▶ REQUIREMENT:
Pictures do not belong in your copy. Repeat all the other data exactly.

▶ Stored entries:

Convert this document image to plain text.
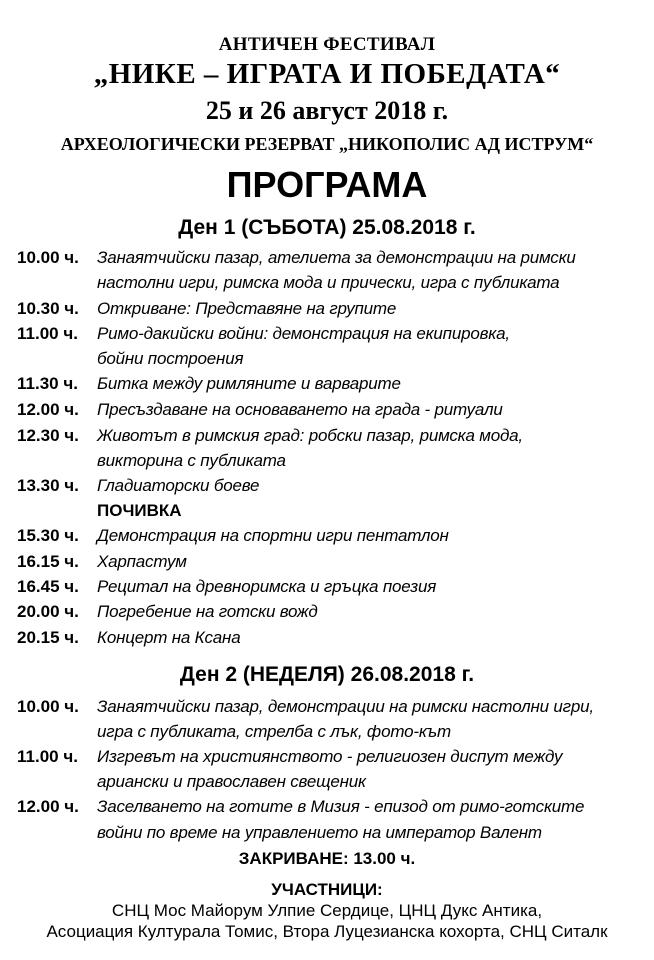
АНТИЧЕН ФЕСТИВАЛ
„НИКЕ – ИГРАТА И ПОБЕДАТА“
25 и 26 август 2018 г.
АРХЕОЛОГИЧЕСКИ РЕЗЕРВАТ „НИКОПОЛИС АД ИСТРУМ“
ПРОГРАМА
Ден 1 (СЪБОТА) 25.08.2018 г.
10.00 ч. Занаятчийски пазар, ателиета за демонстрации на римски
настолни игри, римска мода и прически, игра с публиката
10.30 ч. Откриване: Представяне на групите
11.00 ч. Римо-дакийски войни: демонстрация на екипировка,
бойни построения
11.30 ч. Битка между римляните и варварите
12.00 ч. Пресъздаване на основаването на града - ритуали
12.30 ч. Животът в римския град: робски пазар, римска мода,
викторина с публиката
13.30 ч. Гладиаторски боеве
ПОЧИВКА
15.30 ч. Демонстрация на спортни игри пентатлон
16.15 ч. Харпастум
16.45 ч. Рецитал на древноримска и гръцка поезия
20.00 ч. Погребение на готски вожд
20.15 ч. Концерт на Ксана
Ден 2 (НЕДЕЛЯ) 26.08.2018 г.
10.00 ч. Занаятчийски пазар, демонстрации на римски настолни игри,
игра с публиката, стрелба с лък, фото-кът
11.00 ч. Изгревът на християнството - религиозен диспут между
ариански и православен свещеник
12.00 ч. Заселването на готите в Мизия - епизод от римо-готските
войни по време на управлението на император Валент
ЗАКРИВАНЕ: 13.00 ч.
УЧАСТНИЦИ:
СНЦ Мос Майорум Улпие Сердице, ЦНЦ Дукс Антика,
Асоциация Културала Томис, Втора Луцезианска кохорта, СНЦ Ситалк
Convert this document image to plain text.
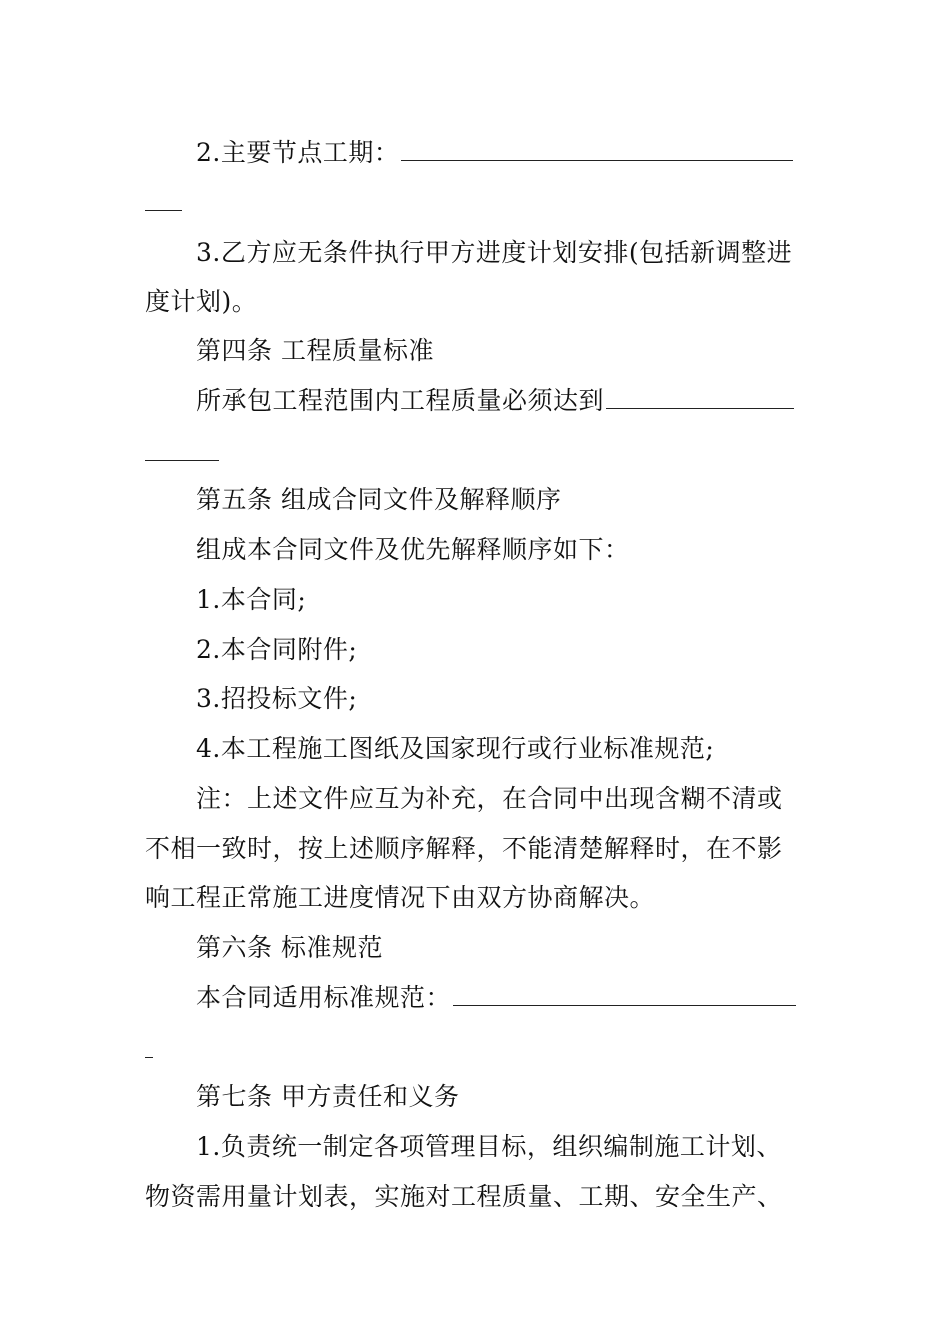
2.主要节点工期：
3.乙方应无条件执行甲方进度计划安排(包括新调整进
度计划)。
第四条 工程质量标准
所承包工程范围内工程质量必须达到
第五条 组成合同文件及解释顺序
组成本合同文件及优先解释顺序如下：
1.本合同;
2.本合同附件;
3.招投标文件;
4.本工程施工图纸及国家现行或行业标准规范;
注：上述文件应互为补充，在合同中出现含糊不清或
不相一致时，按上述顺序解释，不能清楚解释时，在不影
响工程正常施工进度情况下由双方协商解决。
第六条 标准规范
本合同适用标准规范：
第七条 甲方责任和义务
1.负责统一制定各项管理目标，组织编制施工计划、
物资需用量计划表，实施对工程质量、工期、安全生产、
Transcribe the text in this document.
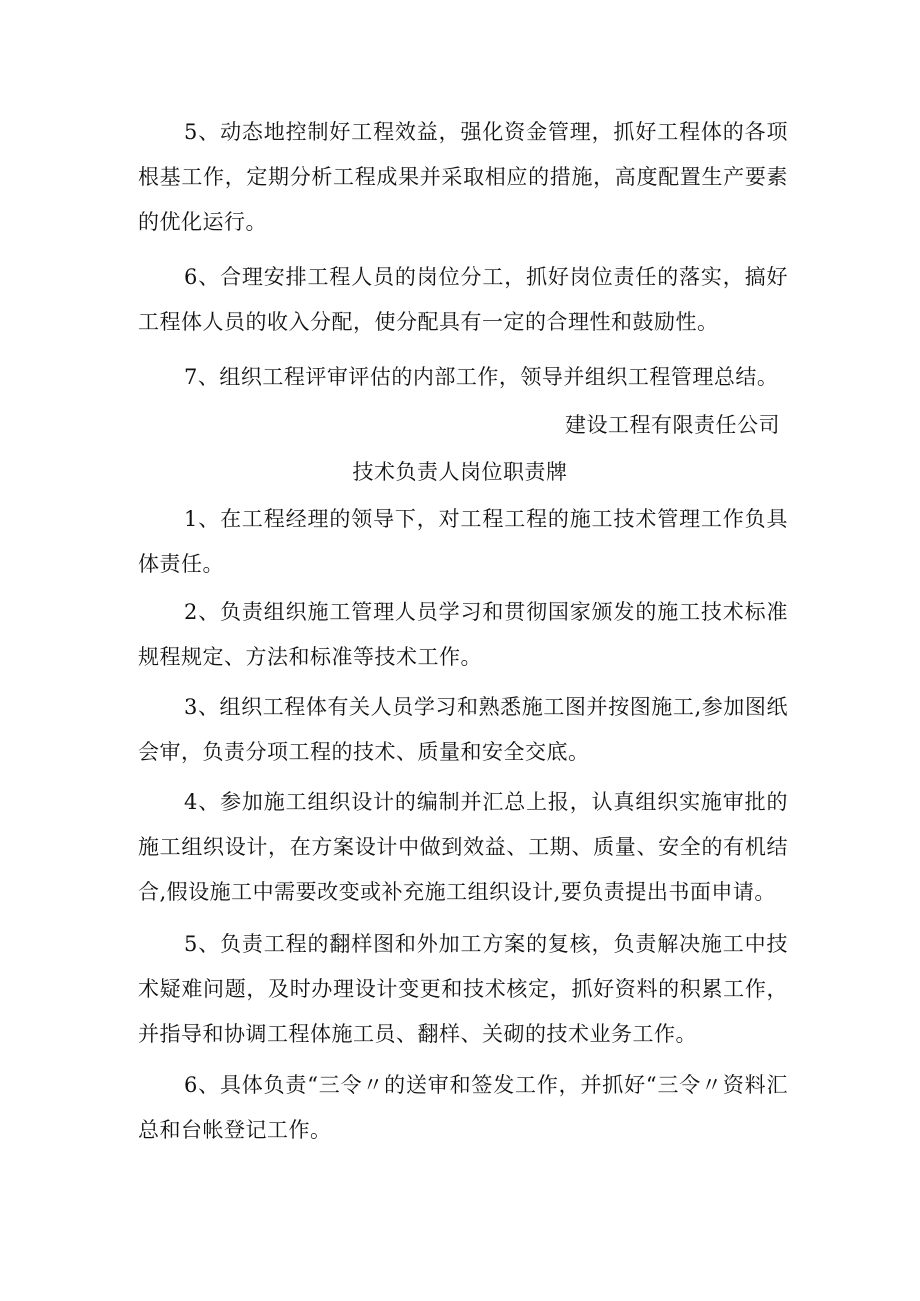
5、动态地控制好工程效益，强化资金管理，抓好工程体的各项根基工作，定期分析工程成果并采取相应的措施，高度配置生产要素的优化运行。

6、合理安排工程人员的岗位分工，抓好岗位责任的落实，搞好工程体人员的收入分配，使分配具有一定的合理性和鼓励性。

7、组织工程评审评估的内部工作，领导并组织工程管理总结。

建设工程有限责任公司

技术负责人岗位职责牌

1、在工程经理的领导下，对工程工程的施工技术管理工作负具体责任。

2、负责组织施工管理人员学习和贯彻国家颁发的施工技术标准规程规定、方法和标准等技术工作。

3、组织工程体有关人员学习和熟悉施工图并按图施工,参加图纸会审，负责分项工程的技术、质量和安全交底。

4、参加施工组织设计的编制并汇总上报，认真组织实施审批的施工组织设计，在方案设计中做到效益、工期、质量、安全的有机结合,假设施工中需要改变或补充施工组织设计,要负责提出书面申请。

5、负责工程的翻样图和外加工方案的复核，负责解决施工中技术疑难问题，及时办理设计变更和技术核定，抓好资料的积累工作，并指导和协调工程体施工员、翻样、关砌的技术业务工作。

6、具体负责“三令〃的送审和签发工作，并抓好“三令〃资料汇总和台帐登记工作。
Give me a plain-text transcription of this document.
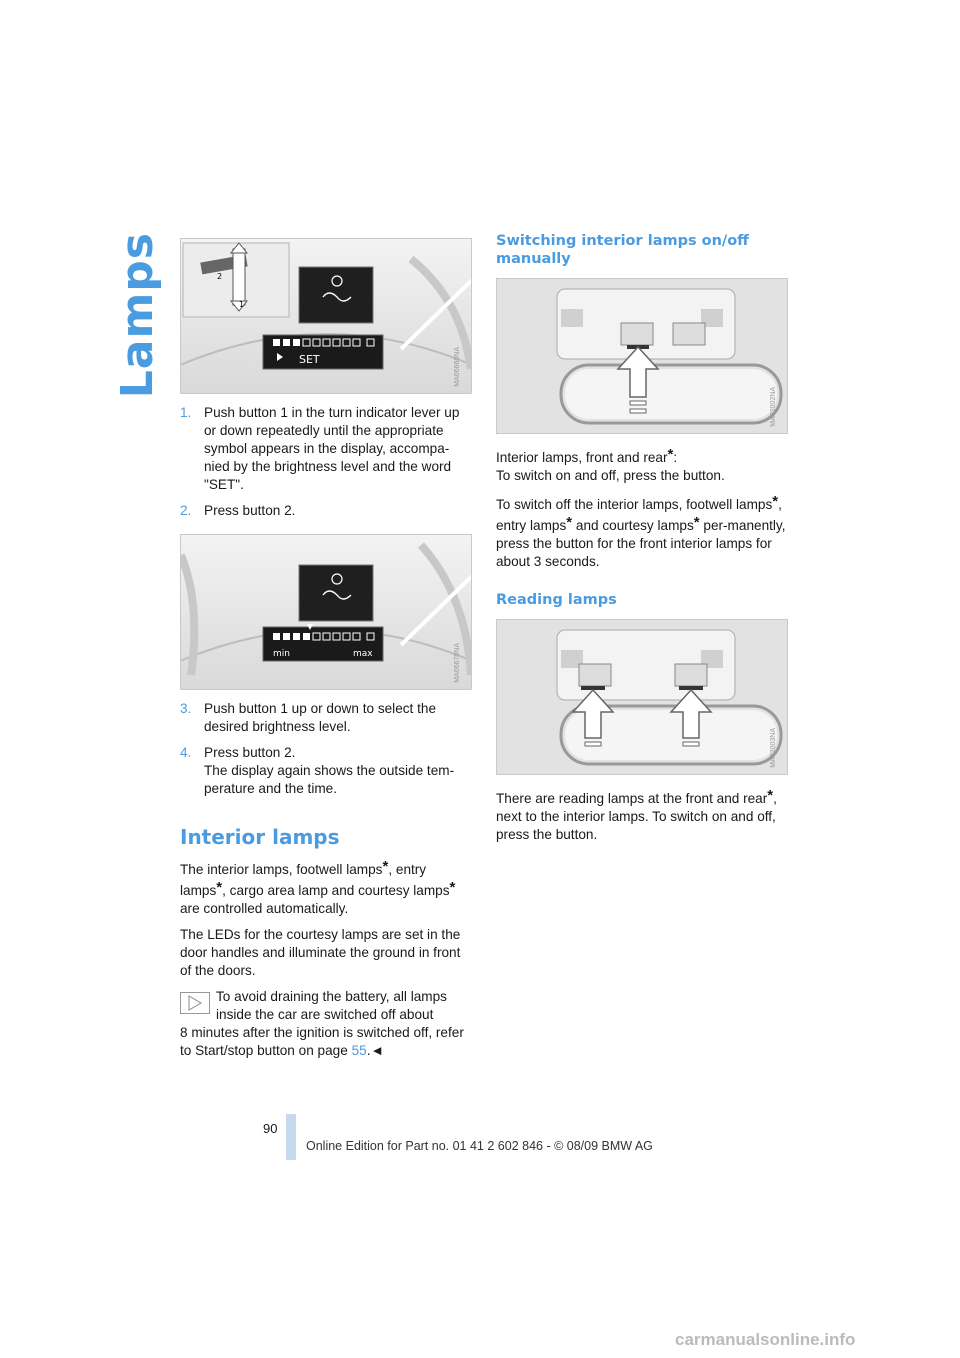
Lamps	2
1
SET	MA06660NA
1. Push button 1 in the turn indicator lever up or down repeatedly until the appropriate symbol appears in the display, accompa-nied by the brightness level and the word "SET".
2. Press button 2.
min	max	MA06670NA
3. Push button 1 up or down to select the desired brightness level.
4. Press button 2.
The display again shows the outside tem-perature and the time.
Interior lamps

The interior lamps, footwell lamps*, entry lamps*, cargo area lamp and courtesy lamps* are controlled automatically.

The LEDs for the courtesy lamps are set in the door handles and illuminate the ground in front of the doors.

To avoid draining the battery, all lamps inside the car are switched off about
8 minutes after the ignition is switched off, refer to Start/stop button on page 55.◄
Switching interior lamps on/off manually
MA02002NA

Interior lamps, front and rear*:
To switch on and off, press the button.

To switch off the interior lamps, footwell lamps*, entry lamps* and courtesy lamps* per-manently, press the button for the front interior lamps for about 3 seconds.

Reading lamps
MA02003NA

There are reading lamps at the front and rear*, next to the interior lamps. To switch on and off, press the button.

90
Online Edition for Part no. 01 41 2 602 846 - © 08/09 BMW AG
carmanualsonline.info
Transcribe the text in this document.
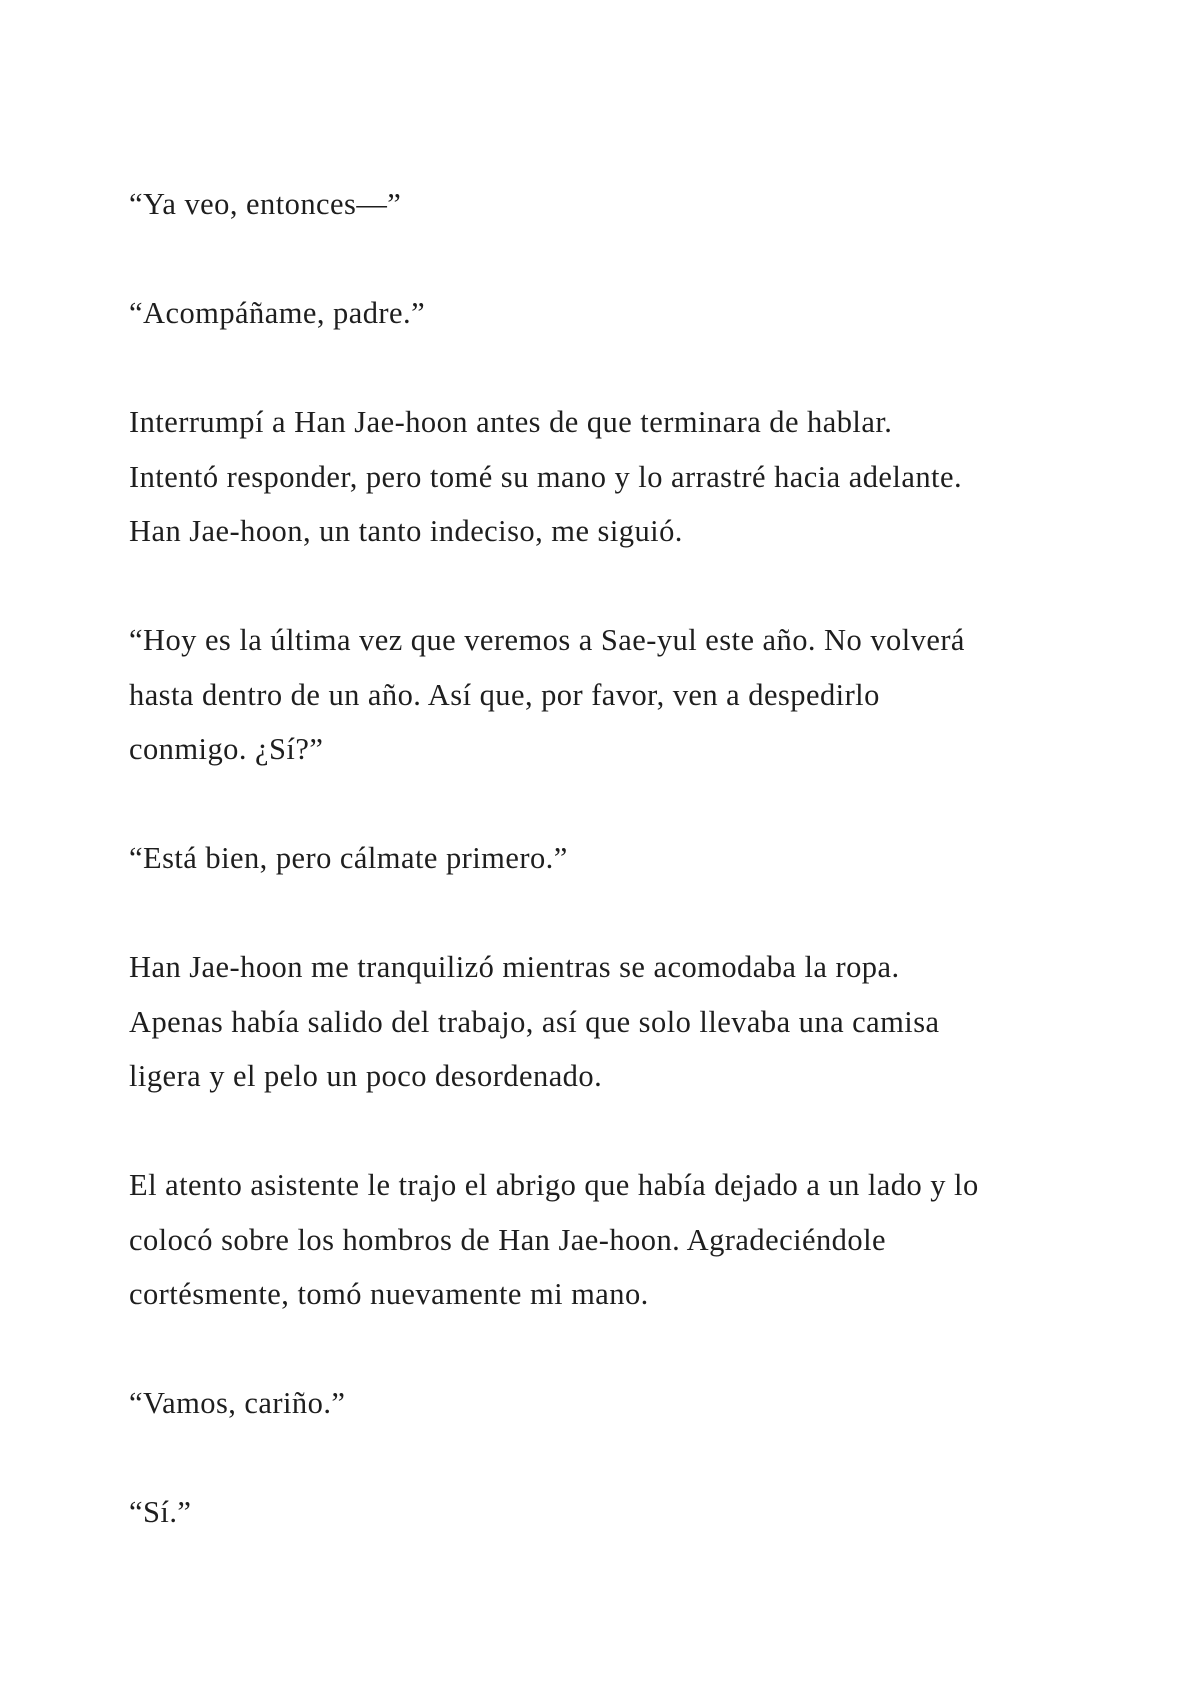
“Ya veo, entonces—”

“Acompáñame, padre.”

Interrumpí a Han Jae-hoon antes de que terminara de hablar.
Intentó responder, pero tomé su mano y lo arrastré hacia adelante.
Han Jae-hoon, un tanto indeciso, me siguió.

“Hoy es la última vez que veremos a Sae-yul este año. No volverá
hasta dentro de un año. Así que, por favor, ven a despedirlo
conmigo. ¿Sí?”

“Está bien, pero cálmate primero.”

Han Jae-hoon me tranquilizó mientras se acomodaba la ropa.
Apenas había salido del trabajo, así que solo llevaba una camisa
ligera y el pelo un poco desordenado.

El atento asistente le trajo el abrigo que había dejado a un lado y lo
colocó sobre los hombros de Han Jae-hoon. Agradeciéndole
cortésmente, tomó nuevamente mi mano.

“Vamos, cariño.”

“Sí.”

▶ THE RESULT:
Convert this document image to plain text.
АНТИЧЕН ФЕСТИВАЛ
„НИКЕ – ИГРАТА И ПОБЕДАТА“
25 и 26 август 2018 г.
АРХЕОЛОГИЧЕСКИ РЕЗЕРВАТ „НИКОПОЛИС АД ИСТРУМ“
ПРОГРАМА
Ден 1 (СЪБОТА) 25.08.2018 г.
10.00 ч. Занаятчийски пазар, ателиета за демонстрации на римски
настолни игри, римска мода и прически, игра с публиката
10.30 ч. Откриване: Представяне на групите
11.00 ч. Римо-дакийски войни: демонстрация на екипировка,
бойни построения
11.30 ч. Битка между римляните и варварите
12.00 ч. Пресъздаване на основаването на града - ритуали
12.30 ч. Животът в римския град: робски пазар, римска мода,
викторина с публиката
13.30 ч. Гладиаторски боеве
ПОЧИВКА
15.30 ч. Демонстрация на спортни игри пентатлон
16.15 ч. Харпастум
16.45 ч. Рецитал на древноримска и гръцка поезия
20.00 ч. Погребение на готски вожд
20.15 ч. Концерт на Ксана
Ден 2 (НЕДЕЛЯ) 26.08.2018 г.
10.00 ч. Занаятчийски пазар, демонстрации на римски настолни игри,
игра с публиката, стрелба с лък, фото-кът
11.00 ч. Изгревът на християнството - религиозен диспут между
ариански и православен свещеник
12.00 ч. Заселването на готите в Мизия - епизод от римо-готските
войни по време на управлението на император Валент
ЗАКРИВАНЕ: 13.00 ч.
УЧАСТНИЦИ:
СНЦ Мос Майорум Улпие Сердице, ЦНЦ Дукс Антика,
Асоциация Културала Томис, Втора Луцезианска кохорта, СНЦ Ситалк
Convert this document image to plain text.
2.主要节点工期：
3.乙方应无条件执行甲方进度计划安排(包括新调整进
度计划)。
第四条 工程质量标准
所承包工程范围内工程质量必须达到
第五条 组成合同文件及解释顺序
组成本合同文件及优先解释顺序如下：
1.本合同;
2.本合同附件;
3.招投标文件;
4.本工程施工图纸及国家现行或行业标准规范;
注：上述文件应互为补充，在合同中出现含糊不清或
不相一致时，按上述顺序解释，不能清楚解释时，在不影
响工程正常施工进度情况下由双方协商解决。
第六条 标准规范
本合同适用标准规范：
第七条 甲方责任和义务
1.负责统一制定各项管理目标，组织编制施工计划、
物资需用量计划表，实施对工程质量、工期、安全生产、
Transcribe the text in this document.
5、动态地控制好工程效益，强化资金管理，抓好工程体的各项根基工作，定期分析工程成果并采取相应的措施，高度配置生产要素的优化运行。

6、合理安排工程人员的岗位分工，抓好岗位责任的落实，搞好工程体人员的收入分配，使分配具有一定的合理性和鼓励性。

7、组织工程评审评估的内部工作，领导并组织工程管理总结。

建设工程有限责任公司

技术负责人岗位职责牌

1、在工程经理的领导下，对工程工程的施工技术管理工作负具体责任。

2、负责组织施工管理人员学习和贯彻国家颁发的施工技术标准规程规定、方法和标准等技术工作。

3、组织工程体有关人员学习和熟悉施工图并按图施工,参加图纸会审，负责分项工程的技术、质量和安全交底。

4、参加施工组织设计的编制并汇总上报，认真组织实施审批的施工组织设计，在方案设计中做到效益、工期、质量、安全的有机结合,假设施工中需要改变或补充施工组织设计,要负责提出书面申请。

5、负责工程的翻样图和外加工方案的复核，负责解决施工中技术疑难问题，及时办理设计变更和技术核定，抓好资料的积累工作，并指导和协调工程体施工员、翻样、关砌的技术业务工作。

6、具体负责“三令〃的送审和签发工作，并抓好“三令〃资料汇总和台帐登记工作。
Give me a plain-text transcription of this document.
Lamps	2
1
SET	MA06660NA
1. Push button 1 in the turn indicator lever up or down repeatedly until the appropriate symbol appears in the display, accompa-nied by the brightness level and the word "SET".
2. Press button 2.
min	max	MA06670NA
3. Push button 1 up or down to select the desired brightness level.
4. Press button 2.
The display again shows the outside tem-perature and the time.
Interior lamps

The interior lamps, footwell lamps*, entry lamps*, cargo area lamp and courtesy lamps* are controlled automatically.

The LEDs for the courtesy lamps are set in the door handles and illuminate the ground in front of the doors.

To avoid draining the battery, all lamps inside the car are switched off about
8 minutes after the ignition is switched off, refer to Start/stop button on page 55.◄
Switching interior lamps on/off manually
MA02002NA

Interior lamps, front and rear*:
To switch on and off, press the button.

To switch off the interior lamps, footwell lamps*, entry lamps* and courtesy lamps* per-manently, press the button for the front interior lamps for about 3 seconds.

Reading lamps
MA02003NA

There are reading lamps at the front and rear*, next to the interior lamps. To switch on and off, press the button.

90
Online Edition for Part no. 01 41 2 602 846 - © 08/09 BMW AG
carmanualsonline.info
Transcribe the text in this document.
“Ya veo, entonces—”

“Acompáñame, padre.”

Interrumpí a Han Jae-hoon antes de que terminara de hablar.
Intentó responder, pero tomé su mano y lo arrastré hacia adelante.
Han Jae-hoon, un tanto indeciso, me siguió.

“Hoy es la última vez que veremos a Sae-yul este año. No volverá
hasta dentro de un año. Así que, por favor, ven a despedirlo
conmigo. ¿Sí?”

“Está bien, pero cálmate primero.”

Han Jae-hoon me tranquilizó mientras se acomodaba la ropa.
Apenas había salido del trabajo, así que solo llevaba una camisa
ligera y el pelo un poco desordenado.

El atento asistente le trajo el abrigo que había dejado a un lado y lo
colocó sobre los hombros de Han Jae-hoon. Agradeciéndole
cortésmente, tomó nuevamente mi mano.

“Vamos, cariño.”

“Sí.”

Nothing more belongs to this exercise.